* [Material supplied]
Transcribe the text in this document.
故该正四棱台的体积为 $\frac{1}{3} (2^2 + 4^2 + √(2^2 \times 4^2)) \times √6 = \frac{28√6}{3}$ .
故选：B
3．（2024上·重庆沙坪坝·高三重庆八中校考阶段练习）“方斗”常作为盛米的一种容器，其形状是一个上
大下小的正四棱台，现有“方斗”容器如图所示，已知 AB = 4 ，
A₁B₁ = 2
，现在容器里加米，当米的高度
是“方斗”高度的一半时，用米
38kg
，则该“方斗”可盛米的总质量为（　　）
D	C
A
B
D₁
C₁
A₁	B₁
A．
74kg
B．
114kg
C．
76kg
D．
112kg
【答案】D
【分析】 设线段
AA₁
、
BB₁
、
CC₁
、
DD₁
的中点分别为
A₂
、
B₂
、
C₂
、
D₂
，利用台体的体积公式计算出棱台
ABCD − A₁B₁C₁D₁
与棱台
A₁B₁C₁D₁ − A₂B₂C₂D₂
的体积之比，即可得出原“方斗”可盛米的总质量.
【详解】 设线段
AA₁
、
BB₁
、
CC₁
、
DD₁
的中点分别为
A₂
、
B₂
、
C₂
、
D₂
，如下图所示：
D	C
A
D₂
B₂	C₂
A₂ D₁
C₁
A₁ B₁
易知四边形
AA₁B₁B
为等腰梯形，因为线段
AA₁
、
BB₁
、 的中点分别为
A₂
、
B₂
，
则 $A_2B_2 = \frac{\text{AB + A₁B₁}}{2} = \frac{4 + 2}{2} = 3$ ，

* [The task]
Say how many lines of the data include the word "text". Nothing other than the number should be given.

* [The completed task]
2